Data items:
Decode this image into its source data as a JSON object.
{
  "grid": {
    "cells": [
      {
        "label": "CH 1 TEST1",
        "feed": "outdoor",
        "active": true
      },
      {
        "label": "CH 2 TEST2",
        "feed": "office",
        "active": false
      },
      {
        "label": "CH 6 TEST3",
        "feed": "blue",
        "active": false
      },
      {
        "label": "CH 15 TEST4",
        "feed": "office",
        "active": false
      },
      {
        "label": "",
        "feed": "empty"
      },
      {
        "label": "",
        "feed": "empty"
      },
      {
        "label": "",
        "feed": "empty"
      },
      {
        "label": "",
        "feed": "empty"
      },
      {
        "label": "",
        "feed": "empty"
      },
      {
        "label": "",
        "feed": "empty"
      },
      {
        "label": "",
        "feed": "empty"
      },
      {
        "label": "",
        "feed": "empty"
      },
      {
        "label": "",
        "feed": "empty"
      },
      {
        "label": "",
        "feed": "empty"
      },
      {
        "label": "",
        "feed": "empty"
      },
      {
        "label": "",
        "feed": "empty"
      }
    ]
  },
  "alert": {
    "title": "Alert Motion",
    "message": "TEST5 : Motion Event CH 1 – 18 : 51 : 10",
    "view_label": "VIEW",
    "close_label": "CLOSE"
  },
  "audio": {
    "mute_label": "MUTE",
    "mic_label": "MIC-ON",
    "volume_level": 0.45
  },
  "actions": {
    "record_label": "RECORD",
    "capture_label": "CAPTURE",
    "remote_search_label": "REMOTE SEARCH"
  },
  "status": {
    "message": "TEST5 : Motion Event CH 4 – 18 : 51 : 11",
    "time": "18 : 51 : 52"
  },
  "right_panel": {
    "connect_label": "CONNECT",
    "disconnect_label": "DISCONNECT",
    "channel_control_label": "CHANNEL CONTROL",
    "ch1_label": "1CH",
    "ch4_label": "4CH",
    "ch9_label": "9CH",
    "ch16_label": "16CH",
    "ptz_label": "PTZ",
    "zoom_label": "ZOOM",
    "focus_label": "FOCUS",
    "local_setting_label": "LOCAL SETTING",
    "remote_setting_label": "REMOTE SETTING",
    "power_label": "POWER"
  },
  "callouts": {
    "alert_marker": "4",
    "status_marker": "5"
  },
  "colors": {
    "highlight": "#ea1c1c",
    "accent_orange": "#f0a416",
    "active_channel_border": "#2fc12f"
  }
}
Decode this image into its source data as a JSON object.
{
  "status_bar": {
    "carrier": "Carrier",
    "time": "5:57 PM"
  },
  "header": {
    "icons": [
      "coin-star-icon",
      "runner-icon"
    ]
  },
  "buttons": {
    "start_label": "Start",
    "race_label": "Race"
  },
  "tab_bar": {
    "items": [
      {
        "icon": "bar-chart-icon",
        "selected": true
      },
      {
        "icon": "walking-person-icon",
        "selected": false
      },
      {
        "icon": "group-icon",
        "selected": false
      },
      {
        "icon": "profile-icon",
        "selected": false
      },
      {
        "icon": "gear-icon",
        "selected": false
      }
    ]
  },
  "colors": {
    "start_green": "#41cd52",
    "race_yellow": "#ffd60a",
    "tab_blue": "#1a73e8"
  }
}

▸ **WHAT THE TASK ASKS**:
Across the data above, how many lines include the word "REMOTE"? Give only the count.

▸ **IN RESPONSE**:
2